## Problem details:
Reproduce the listing verbatim.

(Data entries)
▼

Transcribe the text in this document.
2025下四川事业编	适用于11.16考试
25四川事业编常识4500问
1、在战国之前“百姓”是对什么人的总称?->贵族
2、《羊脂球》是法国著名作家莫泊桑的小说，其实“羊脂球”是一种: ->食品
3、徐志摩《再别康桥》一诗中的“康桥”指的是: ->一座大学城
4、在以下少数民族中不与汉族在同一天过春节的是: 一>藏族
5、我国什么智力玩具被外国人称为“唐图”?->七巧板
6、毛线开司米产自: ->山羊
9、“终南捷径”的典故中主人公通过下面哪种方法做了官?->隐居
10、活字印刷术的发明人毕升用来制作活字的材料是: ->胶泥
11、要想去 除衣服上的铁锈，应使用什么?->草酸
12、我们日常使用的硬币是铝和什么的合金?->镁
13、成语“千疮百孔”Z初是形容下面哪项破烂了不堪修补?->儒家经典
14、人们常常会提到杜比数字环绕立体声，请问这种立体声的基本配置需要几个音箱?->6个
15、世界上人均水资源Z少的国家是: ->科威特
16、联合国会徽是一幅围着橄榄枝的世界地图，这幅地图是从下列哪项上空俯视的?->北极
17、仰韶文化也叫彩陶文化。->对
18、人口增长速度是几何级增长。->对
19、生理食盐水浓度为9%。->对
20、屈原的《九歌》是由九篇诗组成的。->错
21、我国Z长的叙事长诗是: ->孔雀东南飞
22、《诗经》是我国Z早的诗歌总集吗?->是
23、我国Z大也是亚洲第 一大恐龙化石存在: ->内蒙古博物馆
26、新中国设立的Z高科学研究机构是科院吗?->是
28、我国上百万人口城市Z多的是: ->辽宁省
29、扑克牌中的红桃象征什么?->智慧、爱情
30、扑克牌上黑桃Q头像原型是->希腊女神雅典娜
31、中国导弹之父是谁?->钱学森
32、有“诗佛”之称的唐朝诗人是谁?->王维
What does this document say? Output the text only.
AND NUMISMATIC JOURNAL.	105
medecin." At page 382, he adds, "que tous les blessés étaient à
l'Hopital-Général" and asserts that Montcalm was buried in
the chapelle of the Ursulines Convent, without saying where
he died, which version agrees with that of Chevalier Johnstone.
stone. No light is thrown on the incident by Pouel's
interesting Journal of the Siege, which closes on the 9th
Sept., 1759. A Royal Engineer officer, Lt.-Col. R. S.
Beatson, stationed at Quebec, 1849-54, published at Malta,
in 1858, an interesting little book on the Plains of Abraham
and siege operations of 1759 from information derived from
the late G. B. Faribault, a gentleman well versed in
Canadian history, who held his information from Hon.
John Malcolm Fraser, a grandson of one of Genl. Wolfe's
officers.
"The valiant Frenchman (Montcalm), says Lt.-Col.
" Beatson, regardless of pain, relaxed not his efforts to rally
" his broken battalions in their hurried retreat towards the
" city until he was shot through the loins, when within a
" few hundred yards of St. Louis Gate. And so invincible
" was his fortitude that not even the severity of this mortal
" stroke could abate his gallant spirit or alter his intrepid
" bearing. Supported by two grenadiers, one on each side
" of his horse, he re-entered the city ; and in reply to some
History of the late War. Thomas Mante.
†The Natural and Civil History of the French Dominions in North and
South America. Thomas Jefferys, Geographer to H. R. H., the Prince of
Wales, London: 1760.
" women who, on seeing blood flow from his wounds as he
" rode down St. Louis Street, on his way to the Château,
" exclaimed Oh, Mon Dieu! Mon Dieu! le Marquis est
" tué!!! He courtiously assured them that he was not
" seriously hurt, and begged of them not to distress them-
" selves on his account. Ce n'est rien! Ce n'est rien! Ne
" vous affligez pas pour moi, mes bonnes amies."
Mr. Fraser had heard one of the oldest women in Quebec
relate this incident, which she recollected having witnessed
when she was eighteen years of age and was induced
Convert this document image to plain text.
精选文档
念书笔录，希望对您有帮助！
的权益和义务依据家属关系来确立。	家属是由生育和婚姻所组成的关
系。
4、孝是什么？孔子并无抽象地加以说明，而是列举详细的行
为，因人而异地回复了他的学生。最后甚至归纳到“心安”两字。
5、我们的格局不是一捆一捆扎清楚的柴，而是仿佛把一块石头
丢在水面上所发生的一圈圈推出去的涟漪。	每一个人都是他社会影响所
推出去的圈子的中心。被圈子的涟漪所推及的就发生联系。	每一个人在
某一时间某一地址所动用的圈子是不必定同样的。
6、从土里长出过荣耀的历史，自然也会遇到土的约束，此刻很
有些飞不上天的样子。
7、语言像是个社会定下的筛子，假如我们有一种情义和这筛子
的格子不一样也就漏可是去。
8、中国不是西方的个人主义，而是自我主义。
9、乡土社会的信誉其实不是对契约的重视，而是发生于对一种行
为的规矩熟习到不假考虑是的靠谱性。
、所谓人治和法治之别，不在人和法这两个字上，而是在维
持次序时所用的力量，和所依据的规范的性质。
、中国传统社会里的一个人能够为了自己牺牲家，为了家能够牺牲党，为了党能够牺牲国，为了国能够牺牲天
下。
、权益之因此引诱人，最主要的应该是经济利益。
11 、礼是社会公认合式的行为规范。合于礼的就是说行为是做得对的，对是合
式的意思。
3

▲

## The response:
Transcribe the text in this document.
2025下四川事业编	适用于11.16考试
25四川事业编常识4500问
1、在战国之前“百姓”是对什么人的总称?->贵族
2、《羊脂球》是法国著名作家莫泊桑的小说，其实“羊脂球”是一种: ->食品
3、徐志摩《再别康桥》一诗中的“康桥”指的是: ->一座大学城
4、在以下少数民族中不与汉族在同一天过春节的是: 一>藏族
5、我国什么智力玩具被外国人称为“唐图”?->七巧板
6、毛线开司米产自: ->山羊
9、“终南捷径”的典故中主人公通过下面哪种方法做了官?->隐居
10、活字印刷术的发明人毕升用来制作活字的材料是: ->胶泥
11、要想去 除衣服上的铁锈，应使用什么?->草酸
12、我们日常使用的硬币是铝和什么的合金?->镁
13、成语“千疮百孔”Z初是形容下面哪项破烂了不堪修补?->儒家经典
14、人们常常会提到杜比数字环绕立体声，请问这种立体声的基本配置需要几个音箱?->6个
15、世界上人均水资源Z少的国家是: ->科威特
16、联合国会徽是一幅围着橄榄枝的世界地图，这幅地图是从下列哪项上空俯视的?->北极
17、仰韶文化也叫彩陶文化。->对
18、人口增长速度是几何级增长。->对
19、生理食盐水浓度为9%。->对
20、屈原的《九歌》是由九篇诗组成的。->错
21、我国Z长的叙事长诗是: ->孔雀东南飞
22、《诗经》是我国Z早的诗歌总集吗?->是
23、我国Z大也是亚洲第 一大恐龙化石存在: ->内蒙古博物馆
26、新中国设立的Z高科学研究机构是科院吗?->是
28、我国上百万人口城市Z多的是: ->辽宁省
29、扑克牌中的红桃象征什么?->智慧、爱情
30、扑克牌上黑桃Q头像原型是->希腊女神雅典娜
31、中国导弹之父是谁?->钱学森
32、有“诗佛”之称的唐朝诗人是谁?->王维
What does this document say? Output the text only.
AND NUMISMATIC JOURNAL.	105
medecin." At page 382, he adds, "que tous les blessés étaient à
l'Hopital-Général" and asserts that Montcalm was buried in
the chapelle of the Ursulines Convent, without saying where
he died, which version agrees with that of Chevalier Johnstone.
stone. No light is thrown on the incident by Pouel's
interesting Journal of the Siege, which closes on the 9th
Sept., 1759. A Royal Engineer officer, Lt.-Col. R. S.
Beatson, stationed at Quebec, 1849-54, published at Malta,
in 1858, an interesting little book on the Plains of Abraham
and siege operations of 1759 from information derived from
the late G. B. Faribault, a gentleman well versed in
Canadian history, who held his information from Hon.
John Malcolm Fraser, a grandson of one of Genl. Wolfe's
officers.
"The valiant Frenchman (Montcalm), says Lt.-Col.
" Beatson, regardless of pain, relaxed not his efforts to rally
" his broken battalions in their hurried retreat towards the
" city until he was shot through the loins, when within a
" few hundred yards of St. Louis Gate. And so invincible
" was his fortitude that not even the severity of this mortal
" stroke could abate his gallant spirit or alter his intrepid
" bearing. Supported by two grenadiers, one on each side
" of his horse, he re-entered the city ; and in reply to some
History of the late War. Thomas Mante.
†The Natural and Civil History of the French Dominions in North and
South America. Thomas Jefferys, Geographer to H. R. H., the Prince of
Wales, London: 1760.
" women who, on seeing blood flow from his wounds as he
" rode down St. Louis Street, on his way to the Château,
" exclaimed Oh, Mon Dieu! Mon Dieu! le Marquis est
" tué!!! He courtiously assured them that he was not
" seriously hurt, and begged of them not to distress them-
" selves on his account. Ce n'est rien! Ce n'est rien! Ne
" vous affligez pas pour moi, mes bonnes amies."
Mr. Fraser had heard one of the oldest women in Quebec
relate this incident, which she recollected having witnessed
when she was eighteen years of age and was induced
Convert this document image to plain text.
精选文档
念书笔录，希望对您有帮助！
的权益和义务依据家属关系来确立。	家属是由生育和婚姻所组成的关
系。
4、孝是什么？孔子并无抽象地加以说明，而是列举详细的行
为，因人而异地回复了他的学生。最后甚至归纳到“心安”两字。
5、我们的格局不是一捆一捆扎清楚的柴，而是仿佛把一块石头
丢在水面上所发生的一圈圈推出去的涟漪。	每一个人都是他社会影响所
推出去的圈子的中心。被圈子的涟漪所推及的就发生联系。	每一个人在
某一时间某一地址所动用的圈子是不必定同样的。
6、从土里长出过荣耀的历史，自然也会遇到土的约束，此刻很
有些飞不上天的样子。
7、语言像是个社会定下的筛子，假如我们有一种情义和这筛子
的格子不一样也就漏可是去。
8、中国不是西方的个人主义，而是自我主义。
9、乡土社会的信誉其实不是对契约的重视，而是发生于对一种行
为的规矩熟习到不假考虑是的靠谱性。
、所谓人治和法治之别，不在人和法这两个字上，而是在维
持次序时所用的力量，和所依据的规范的性质。
、中国传统社会里的一个人能够为了自己牺牲家，为了家能够牺牲党，为了党能够牺牲国，为了国能够牺牲天
下。
、权益之因此引诱人，最主要的应该是经济利益。
11 、礼是社会公认合式的行为规范。合于礼的就是说行为是做得对的，对是合
式的意思。
3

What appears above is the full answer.